→ WHAT YOU SHOULD DO
All of the records below should be output exactly.

→ DATA FOR THIS EXERCISE
****************

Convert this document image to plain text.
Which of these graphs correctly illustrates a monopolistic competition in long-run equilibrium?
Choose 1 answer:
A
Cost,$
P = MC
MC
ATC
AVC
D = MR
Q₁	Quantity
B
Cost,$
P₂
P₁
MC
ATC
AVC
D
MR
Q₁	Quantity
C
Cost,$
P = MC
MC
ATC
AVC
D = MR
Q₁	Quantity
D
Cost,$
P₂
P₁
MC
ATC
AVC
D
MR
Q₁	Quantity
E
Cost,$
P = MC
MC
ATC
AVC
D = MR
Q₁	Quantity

****************

→ CORRECT RESPONSE
Convert this document image to plain text.
Which of these graphs correctly illustrates a monopolistic competition in long-run equilibrium?
Choose 1 answer:
A
Cost,$
P = MC
MC
ATC
AVC
D = MR
Q₁	Quantity
B
Cost,$
P₂
P₁
MC
ATC
AVC
D
MR
Q₁	Quantity
C
Cost,$
P = MC
MC
ATC
AVC
D = MR
Q₁	Quantity
D
Cost,$
P₂
P₁
MC
ATC
AVC
D
MR
Q₁	Quantity
E
Cost,$
P = MC
MC
ATC
AVC
D = MR
Q₁	Quantity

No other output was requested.